To be done:
Gather all lines with the word "Climate" in them.

Given entries:
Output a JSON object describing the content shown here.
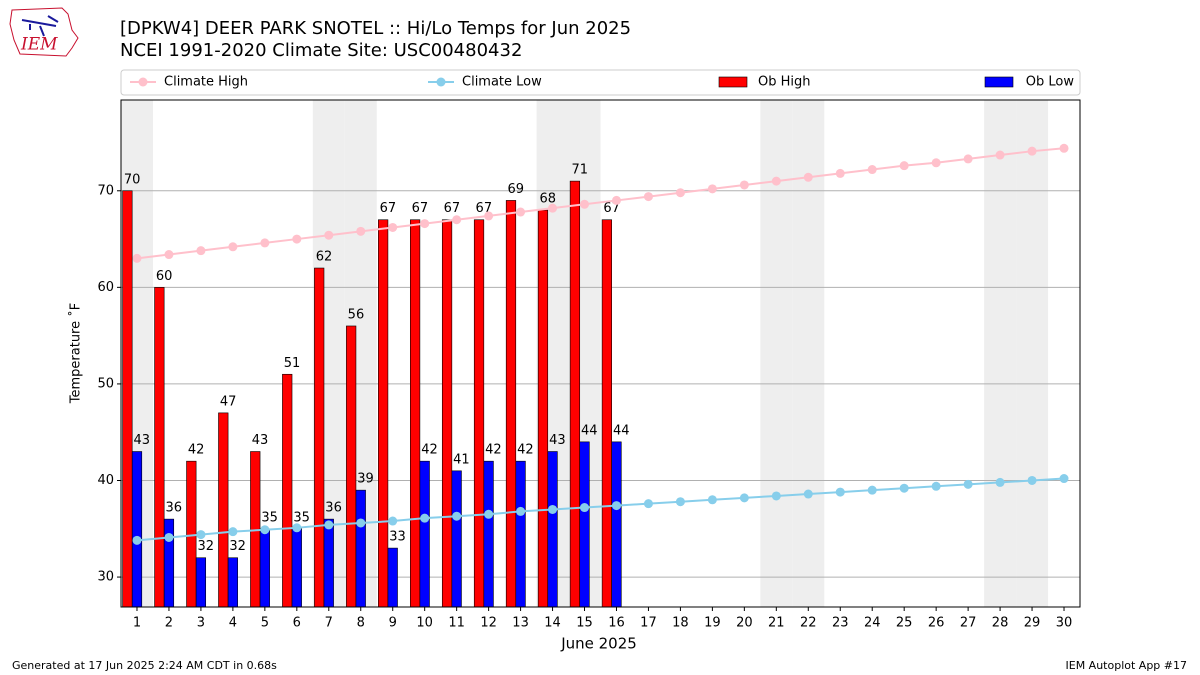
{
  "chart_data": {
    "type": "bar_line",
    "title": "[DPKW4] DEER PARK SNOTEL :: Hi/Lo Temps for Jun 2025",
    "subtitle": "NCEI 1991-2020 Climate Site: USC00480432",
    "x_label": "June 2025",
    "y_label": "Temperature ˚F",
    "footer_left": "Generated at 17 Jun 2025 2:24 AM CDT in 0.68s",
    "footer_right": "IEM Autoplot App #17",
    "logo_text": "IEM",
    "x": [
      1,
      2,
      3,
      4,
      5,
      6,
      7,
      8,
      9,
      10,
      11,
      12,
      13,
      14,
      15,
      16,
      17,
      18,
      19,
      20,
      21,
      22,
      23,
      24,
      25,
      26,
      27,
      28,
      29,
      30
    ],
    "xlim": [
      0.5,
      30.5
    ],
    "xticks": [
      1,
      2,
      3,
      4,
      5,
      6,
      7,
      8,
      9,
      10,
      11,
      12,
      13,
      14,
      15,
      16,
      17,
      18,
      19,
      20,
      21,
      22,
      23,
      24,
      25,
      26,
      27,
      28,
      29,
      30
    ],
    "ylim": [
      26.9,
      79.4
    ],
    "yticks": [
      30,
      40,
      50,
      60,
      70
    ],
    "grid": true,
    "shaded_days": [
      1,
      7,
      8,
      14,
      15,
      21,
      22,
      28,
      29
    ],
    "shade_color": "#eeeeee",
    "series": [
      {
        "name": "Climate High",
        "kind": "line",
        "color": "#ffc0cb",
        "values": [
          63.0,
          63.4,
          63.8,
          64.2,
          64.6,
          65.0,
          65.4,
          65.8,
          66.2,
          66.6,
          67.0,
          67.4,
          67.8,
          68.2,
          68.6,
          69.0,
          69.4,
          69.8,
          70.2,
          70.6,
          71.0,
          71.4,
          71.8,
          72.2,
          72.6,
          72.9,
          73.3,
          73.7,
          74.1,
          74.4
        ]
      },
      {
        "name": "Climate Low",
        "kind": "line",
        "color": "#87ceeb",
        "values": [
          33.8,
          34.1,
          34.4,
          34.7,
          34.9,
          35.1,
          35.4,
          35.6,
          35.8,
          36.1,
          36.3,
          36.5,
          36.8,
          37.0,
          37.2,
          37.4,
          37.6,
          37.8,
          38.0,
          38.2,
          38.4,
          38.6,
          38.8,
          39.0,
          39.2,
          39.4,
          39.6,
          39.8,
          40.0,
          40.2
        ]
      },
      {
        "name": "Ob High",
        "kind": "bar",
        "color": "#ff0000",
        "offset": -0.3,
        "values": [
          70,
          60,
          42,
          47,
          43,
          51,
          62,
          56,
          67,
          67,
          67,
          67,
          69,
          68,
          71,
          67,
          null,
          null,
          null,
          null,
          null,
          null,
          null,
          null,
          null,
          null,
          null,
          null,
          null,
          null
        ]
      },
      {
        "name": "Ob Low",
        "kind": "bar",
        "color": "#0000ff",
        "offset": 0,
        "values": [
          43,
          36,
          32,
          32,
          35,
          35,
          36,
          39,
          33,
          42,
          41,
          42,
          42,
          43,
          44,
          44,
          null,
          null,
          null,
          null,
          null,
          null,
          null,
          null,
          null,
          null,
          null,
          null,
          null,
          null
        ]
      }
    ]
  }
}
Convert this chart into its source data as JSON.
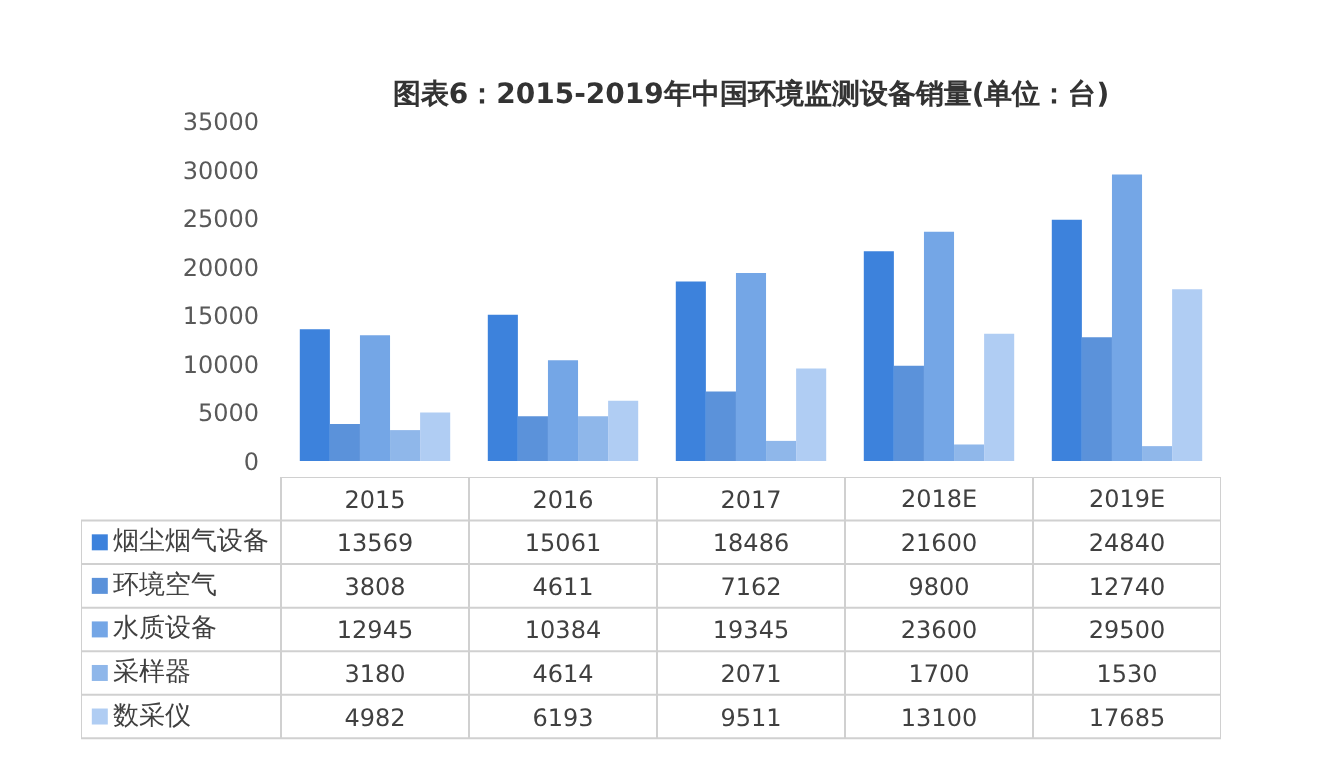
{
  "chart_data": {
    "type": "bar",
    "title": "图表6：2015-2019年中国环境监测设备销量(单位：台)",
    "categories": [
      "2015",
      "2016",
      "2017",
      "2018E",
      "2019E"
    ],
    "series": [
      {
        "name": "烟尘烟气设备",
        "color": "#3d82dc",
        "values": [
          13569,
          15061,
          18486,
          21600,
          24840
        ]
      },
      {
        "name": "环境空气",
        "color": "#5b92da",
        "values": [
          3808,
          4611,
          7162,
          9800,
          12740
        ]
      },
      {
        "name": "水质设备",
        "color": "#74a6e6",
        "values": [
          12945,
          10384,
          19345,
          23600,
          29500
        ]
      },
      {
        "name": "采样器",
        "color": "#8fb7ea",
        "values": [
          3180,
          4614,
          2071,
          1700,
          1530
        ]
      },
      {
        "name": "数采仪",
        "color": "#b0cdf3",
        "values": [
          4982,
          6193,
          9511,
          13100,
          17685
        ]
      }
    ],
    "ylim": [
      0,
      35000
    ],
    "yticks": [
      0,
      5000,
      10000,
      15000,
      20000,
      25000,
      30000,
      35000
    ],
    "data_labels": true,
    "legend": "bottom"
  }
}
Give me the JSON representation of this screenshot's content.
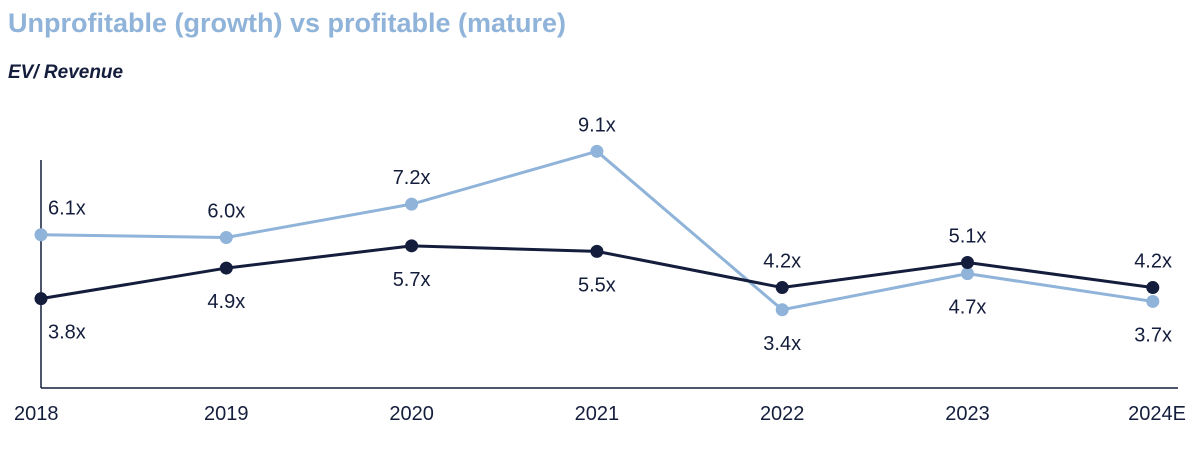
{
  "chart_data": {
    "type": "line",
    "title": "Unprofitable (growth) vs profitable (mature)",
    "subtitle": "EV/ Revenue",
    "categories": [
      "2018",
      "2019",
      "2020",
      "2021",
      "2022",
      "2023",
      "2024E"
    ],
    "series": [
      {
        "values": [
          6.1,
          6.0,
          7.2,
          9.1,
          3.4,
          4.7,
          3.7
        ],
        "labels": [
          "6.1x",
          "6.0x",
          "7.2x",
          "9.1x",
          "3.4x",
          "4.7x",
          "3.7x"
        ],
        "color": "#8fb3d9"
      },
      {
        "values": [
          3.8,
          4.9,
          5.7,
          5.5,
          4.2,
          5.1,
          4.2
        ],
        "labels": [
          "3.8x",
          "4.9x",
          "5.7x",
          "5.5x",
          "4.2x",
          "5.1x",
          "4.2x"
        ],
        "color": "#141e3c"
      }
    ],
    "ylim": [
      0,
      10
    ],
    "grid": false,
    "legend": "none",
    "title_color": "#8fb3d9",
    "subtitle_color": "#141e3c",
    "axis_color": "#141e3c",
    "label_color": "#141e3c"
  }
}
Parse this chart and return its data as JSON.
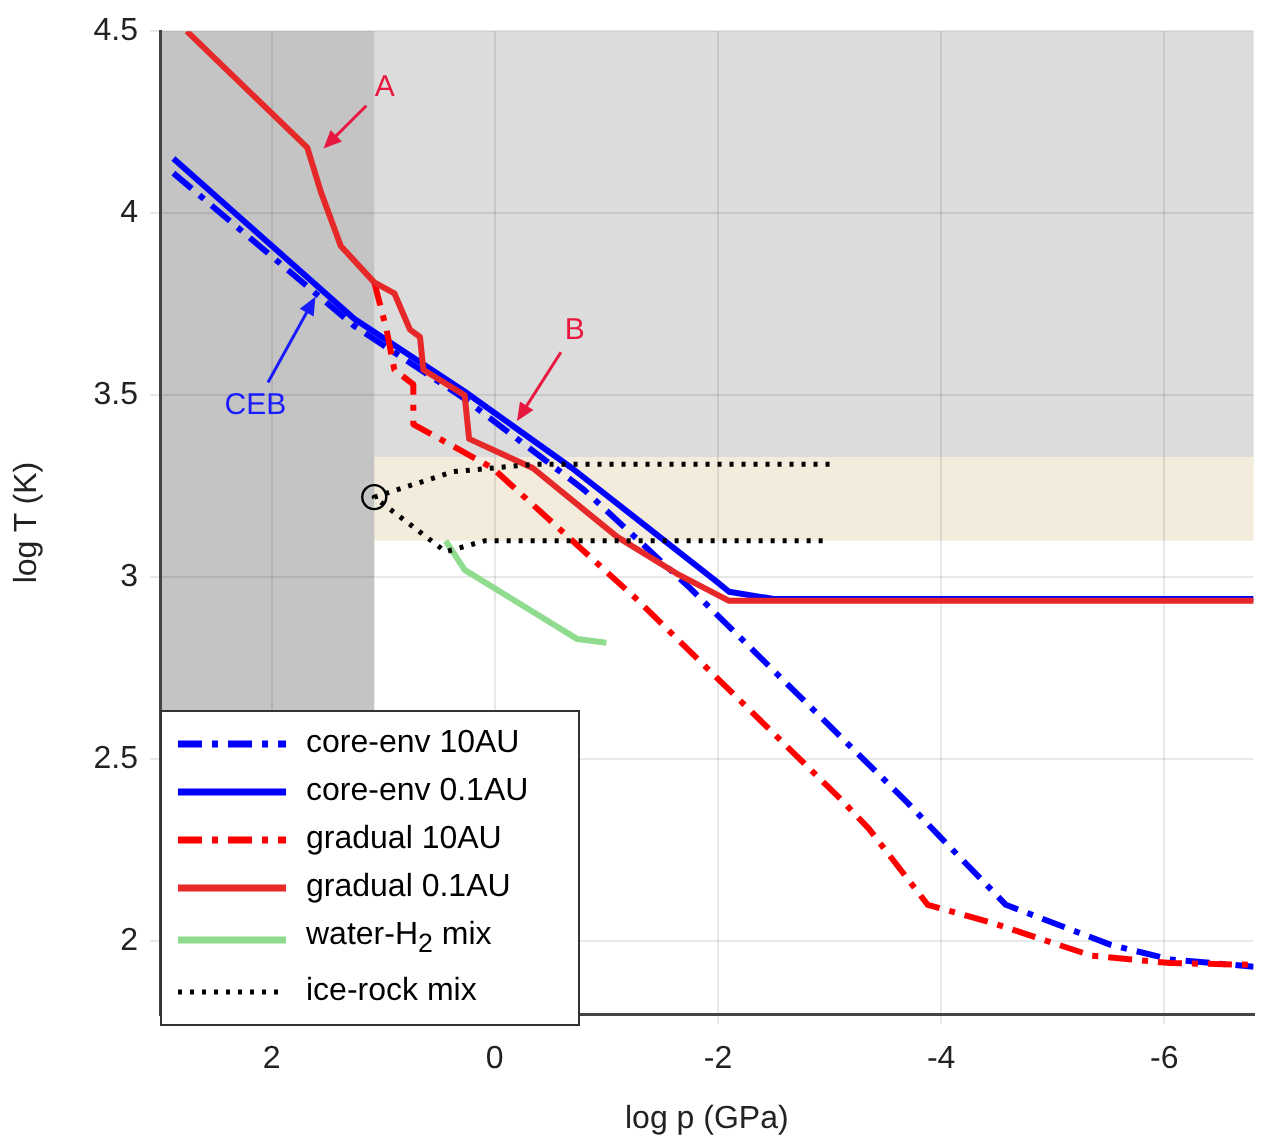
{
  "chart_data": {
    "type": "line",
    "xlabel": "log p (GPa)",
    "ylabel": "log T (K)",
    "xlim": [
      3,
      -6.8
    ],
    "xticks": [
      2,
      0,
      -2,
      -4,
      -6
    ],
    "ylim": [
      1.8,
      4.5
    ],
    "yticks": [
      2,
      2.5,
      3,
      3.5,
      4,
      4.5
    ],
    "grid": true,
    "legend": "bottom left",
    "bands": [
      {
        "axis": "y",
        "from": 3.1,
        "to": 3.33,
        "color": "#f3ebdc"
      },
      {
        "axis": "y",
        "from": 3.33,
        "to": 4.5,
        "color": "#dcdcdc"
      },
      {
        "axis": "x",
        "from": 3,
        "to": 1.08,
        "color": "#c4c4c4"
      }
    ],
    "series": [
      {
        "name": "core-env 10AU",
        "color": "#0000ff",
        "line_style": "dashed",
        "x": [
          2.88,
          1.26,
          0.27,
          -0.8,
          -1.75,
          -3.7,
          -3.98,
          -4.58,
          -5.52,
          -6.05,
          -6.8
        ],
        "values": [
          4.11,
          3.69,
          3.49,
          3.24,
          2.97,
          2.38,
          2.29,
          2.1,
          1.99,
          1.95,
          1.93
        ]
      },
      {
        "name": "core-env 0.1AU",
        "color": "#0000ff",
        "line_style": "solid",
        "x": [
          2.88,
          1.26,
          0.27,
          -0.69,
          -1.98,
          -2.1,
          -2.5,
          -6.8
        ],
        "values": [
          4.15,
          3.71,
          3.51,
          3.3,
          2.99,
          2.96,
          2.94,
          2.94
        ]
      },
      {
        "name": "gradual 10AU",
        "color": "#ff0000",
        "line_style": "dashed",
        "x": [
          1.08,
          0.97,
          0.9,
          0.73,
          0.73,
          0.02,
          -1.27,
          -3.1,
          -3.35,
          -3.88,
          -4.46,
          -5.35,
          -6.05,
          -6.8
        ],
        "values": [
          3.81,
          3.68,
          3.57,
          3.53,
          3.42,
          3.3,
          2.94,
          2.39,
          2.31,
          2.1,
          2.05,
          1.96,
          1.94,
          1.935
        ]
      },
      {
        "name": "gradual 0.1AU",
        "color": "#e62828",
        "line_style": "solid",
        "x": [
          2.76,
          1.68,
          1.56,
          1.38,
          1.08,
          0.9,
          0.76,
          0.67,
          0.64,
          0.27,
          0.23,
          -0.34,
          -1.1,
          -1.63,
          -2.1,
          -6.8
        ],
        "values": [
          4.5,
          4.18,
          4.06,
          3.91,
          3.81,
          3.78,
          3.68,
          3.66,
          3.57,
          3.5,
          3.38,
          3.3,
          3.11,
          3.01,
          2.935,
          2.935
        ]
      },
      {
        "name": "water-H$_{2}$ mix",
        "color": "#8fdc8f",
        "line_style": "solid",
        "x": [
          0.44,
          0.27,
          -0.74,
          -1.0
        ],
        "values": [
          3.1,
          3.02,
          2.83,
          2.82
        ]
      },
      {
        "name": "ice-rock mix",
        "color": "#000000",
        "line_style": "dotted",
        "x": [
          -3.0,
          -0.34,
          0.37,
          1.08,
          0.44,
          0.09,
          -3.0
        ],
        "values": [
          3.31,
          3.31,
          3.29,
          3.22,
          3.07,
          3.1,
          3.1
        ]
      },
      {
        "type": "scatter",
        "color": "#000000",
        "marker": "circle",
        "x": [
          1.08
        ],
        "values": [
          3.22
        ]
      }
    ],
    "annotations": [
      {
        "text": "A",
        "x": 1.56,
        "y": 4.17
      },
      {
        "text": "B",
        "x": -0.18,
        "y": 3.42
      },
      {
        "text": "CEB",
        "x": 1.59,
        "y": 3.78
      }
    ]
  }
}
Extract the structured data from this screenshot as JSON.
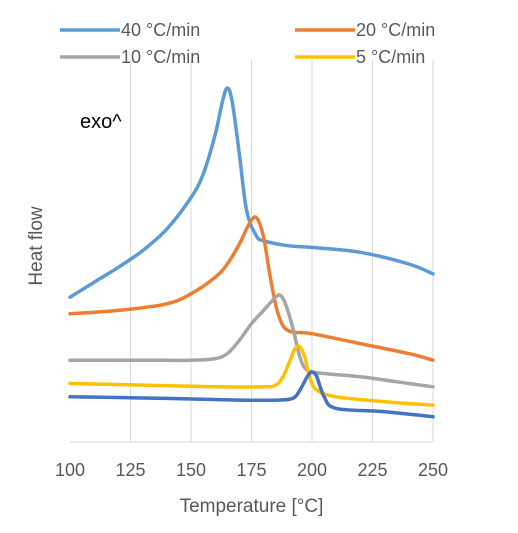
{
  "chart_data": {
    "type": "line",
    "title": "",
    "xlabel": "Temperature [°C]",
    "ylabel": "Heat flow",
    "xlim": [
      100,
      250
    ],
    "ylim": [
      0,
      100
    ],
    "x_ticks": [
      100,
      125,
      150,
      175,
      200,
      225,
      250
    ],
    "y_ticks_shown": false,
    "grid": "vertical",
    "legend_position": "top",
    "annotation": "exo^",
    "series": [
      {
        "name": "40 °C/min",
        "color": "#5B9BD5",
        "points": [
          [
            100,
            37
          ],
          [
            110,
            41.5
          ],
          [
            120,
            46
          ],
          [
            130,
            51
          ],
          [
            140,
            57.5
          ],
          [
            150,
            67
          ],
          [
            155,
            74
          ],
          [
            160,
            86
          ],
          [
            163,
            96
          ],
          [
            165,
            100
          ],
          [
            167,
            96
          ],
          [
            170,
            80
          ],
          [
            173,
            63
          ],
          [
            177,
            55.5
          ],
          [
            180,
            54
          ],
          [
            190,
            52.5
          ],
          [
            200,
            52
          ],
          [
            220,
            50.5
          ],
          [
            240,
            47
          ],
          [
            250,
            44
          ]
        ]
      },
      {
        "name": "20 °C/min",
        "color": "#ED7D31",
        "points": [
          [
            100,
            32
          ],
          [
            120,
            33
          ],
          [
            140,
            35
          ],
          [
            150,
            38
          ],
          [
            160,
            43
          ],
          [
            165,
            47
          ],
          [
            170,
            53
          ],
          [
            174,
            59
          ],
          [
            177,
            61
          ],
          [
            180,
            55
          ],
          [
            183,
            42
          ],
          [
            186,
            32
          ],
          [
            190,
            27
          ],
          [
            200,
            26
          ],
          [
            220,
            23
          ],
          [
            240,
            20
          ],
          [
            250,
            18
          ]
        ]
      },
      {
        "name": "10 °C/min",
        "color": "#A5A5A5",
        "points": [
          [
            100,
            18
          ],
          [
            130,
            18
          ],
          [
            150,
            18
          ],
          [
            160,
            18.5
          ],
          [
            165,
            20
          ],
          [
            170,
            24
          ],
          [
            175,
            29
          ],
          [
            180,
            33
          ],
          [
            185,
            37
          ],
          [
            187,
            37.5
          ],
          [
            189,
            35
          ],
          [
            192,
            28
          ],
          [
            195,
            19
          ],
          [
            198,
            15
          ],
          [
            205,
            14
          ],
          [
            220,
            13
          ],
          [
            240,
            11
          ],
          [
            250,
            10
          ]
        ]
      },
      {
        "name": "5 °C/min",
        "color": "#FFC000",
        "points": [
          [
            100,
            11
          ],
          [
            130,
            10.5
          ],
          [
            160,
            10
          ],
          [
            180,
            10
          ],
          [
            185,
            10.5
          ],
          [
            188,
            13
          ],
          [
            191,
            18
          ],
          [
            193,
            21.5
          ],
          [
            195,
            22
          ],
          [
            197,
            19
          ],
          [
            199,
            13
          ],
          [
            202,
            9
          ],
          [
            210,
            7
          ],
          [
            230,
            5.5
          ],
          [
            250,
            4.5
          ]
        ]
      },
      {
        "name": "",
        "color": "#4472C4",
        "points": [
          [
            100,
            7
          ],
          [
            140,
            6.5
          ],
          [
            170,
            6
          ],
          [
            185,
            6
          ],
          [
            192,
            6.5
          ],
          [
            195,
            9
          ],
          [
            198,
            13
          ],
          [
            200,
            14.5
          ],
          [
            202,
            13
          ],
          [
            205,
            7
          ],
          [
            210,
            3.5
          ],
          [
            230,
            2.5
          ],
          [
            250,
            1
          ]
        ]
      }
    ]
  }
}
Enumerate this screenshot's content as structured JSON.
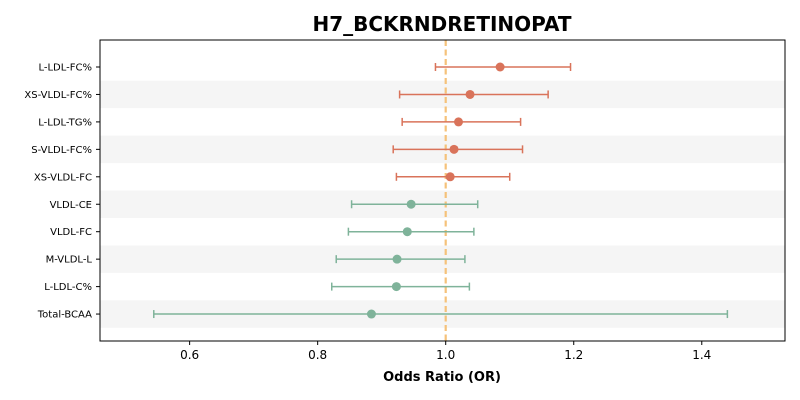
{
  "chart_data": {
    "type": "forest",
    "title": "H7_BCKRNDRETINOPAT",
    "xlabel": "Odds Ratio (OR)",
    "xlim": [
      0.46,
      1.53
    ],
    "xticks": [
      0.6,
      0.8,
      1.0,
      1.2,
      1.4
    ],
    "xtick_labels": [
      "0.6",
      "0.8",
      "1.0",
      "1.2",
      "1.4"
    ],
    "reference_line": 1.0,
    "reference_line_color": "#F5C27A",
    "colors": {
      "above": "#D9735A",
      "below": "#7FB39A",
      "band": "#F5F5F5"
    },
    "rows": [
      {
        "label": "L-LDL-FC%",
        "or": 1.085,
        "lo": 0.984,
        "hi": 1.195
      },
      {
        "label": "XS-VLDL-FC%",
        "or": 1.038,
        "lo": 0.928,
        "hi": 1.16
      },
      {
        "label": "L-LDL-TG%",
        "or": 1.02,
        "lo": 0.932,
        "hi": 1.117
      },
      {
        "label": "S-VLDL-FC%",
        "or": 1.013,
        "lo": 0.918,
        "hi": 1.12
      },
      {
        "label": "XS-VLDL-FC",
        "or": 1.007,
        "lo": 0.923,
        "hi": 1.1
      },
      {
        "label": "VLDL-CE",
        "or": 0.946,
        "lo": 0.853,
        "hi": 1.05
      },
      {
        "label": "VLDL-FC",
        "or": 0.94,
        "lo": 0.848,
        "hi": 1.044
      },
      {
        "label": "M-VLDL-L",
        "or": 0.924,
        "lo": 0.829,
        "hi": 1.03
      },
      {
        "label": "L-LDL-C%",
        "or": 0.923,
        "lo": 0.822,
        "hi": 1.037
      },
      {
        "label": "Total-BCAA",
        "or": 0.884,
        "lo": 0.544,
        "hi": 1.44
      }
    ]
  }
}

Exercise result:
    "subtitle": "NCEI 1991-2020 Climate Site: USC00480432",
        "name": "Climate High",
        "name": "Climate Low",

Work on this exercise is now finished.